====== Exercise input ======

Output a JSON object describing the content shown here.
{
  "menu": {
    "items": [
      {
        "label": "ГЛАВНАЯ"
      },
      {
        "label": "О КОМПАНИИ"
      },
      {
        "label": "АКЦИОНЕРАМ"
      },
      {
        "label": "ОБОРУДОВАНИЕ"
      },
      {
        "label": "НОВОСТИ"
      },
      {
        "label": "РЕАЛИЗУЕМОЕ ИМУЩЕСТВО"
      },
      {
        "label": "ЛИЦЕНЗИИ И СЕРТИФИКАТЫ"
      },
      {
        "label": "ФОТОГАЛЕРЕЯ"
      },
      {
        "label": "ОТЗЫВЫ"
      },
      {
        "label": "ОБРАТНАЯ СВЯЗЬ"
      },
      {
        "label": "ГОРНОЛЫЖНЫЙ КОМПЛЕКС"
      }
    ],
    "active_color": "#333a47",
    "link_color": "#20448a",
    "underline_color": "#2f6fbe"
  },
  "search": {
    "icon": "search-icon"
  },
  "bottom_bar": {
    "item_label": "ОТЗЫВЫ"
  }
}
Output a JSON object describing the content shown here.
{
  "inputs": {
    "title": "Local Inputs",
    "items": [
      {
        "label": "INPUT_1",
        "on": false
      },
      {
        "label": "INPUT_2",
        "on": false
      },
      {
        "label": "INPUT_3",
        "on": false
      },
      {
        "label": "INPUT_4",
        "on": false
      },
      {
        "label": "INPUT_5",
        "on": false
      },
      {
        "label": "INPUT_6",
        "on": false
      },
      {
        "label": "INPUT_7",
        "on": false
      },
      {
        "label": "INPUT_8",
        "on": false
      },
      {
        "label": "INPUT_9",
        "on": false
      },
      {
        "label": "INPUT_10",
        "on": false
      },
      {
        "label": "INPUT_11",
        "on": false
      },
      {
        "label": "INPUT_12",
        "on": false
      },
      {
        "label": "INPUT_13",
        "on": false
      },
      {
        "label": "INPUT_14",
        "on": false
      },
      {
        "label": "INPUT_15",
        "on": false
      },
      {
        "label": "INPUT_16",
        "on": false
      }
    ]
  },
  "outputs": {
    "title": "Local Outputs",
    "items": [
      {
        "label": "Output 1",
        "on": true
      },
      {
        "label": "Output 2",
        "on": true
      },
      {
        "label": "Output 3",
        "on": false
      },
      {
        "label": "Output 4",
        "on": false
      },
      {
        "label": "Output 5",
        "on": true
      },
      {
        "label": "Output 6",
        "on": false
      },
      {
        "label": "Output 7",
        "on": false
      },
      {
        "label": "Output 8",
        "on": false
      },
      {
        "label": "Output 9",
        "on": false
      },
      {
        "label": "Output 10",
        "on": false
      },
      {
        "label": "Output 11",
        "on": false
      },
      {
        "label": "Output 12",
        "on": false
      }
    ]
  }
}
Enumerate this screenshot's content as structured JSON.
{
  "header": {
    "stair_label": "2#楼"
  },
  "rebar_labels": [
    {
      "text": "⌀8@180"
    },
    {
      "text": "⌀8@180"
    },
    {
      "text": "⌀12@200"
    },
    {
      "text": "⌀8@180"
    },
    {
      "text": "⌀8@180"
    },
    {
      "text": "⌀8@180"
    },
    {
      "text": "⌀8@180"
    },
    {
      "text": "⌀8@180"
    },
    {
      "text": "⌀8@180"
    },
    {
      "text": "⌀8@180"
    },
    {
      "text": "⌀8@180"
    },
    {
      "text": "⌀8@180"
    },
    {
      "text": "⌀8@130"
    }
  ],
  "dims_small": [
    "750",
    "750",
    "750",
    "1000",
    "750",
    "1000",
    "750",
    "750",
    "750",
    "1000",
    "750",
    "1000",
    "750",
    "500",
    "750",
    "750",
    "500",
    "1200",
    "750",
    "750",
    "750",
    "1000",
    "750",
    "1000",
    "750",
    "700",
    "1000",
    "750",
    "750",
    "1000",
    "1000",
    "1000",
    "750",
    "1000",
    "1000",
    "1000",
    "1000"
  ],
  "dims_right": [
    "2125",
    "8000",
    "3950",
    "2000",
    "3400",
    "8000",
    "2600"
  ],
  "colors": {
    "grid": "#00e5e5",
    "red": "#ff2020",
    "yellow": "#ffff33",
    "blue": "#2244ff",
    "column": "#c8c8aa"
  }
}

======

Exercise task » Your task is to print the whole listing again exactly.

Reply »
Output a JSON object describing the content shown here.
{
  "menu": {
    "items": [
      {
        "label": "ГЛАВНАЯ"
      },
      {
        "label": "О КОМПАНИИ"
      },
      {
        "label": "АКЦИОНЕРАМ"
      },
      {
        "label": "ОБОРУДОВАНИЕ"
      },
      {
        "label": "НОВОСТИ"
      },
      {
        "label": "РЕАЛИЗУЕМОЕ ИМУЩЕСТВО"
      },
      {
        "label": "ЛИЦЕНЗИИ И СЕРТИФИКАТЫ"
      },
      {
        "label": "ФОТОГАЛЕРЕЯ"
      },
      {
        "label": "ОТЗЫВЫ"
      },
      {
        "label": "ОБРАТНАЯ СВЯЗЬ"
      },
      {
        "label": "ГОРНОЛЫЖНЫЙ КОМПЛЕКС"
      }
    ],
    "active_color": "#333a47",
    "link_color": "#20448a",
    "underline_color": "#2f6fbe"
  },
  "search": {
    "icon": "search-icon"
  },
  "bottom_bar": {
    "item_label": "ОТЗЫВЫ"
  }
}
Output a JSON object describing the content shown here.
{
  "inputs": {
    "title": "Local Inputs",
    "items": [
      {
        "label": "INPUT_1",
        "on": false
      },
      {
        "label": "INPUT_2",
        "on": false
      },
      {
        "label": "INPUT_3",
        "on": false
      },
      {
        "label": "INPUT_4",
        "on": false
      },
      {
        "label": "INPUT_5",
        "on": false
      },
      {
        "label": "INPUT_6",
        "on": false
      },
      {
        "label": "INPUT_7",
        "on": false
      },
      {
        "label": "INPUT_8",
        "on": false
      },
      {
        "label": "INPUT_9",
        "on": false
      },
      {
        "label": "INPUT_10",
        "on": false
      },
      {
        "label": "INPUT_11",
        "on": false
      },
      {
        "label": "INPUT_12",
        "on": false
      },
      {
        "label": "INPUT_13",
        "on": false
      },
      {
        "label": "INPUT_14",
        "on": false
      },
      {
        "label": "INPUT_15",
        "on": false
      },
      {
        "label": "INPUT_16",
        "on": false
      }
    ]
  },
  "outputs": {
    "title": "Local Outputs",
    "items": [
      {
        "label": "Output 1",
        "on": true
      },
      {
        "label": "Output 2",
        "on": true
      },
      {
        "label": "Output 3",
        "on": false
      },
      {
        "label": "Output 4",
        "on": false
      },
      {
        "label": "Output 5",
        "on": true
      },
      {
        "label": "Output 6",
        "on": false
      },
      {
        "label": "Output 7",
        "on": false
      },
      {
        "label": "Output 8",
        "on": false
      },
      {
        "label": "Output 9",
        "on": false
      },
      {
        "label": "Output 10",
        "on": false
      },
      {
        "label": "Output 11",
        "on": false
      },
      {
        "label": "Output 12",
        "on": false
      }
    ]
  }
}
Enumerate this screenshot's content as structured JSON.
{
  "header": {
    "stair_label": "2#楼"
  },
  "rebar_labels": [
    {
      "text": "⌀8@180"
    },
    {
      "text": "⌀8@180"
    },
    {
      "text": "⌀12@200"
    },
    {
      "text": "⌀8@180"
    },
    {
      "text": "⌀8@180"
    },
    {
      "text": "⌀8@180"
    },
    {
      "text": "⌀8@180"
    },
    {
      "text": "⌀8@180"
    },
    {
      "text": "⌀8@180"
    },
    {
      "text": "⌀8@180"
    },
    {
      "text": "⌀8@180"
    },
    {
      "text": "⌀8@180"
    },
    {
      "text": "⌀8@130"
    }
  ],
  "dims_small": [
    "750",
    "750",
    "750",
    "1000",
    "750",
    "1000",
    "750",
    "750",
    "750",
    "1000",
    "750",
    "1000",
    "750",
    "500",
    "750",
    "750",
    "500",
    "1200",
    "750",
    "750",
    "750",
    "1000",
    "750",
    "1000",
    "750",
    "700",
    "1000",
    "750",
    "750",
    "1000",
    "1000",
    "1000",
    "750",
    "1000",
    "1000",
    "1000",
    "1000"
  ],
  "dims_right": [
    "2125",
    "8000",
    "3950",
    "2000",
    "3400",
    "8000",
    "2600"
  ],
  "colors": {
    "grid": "#00e5e5",
    "red": "#ff2020",
    "yellow": "#ffff33",
    "blue": "#2244ff",
    "column": "#c8c8aa"
  }
}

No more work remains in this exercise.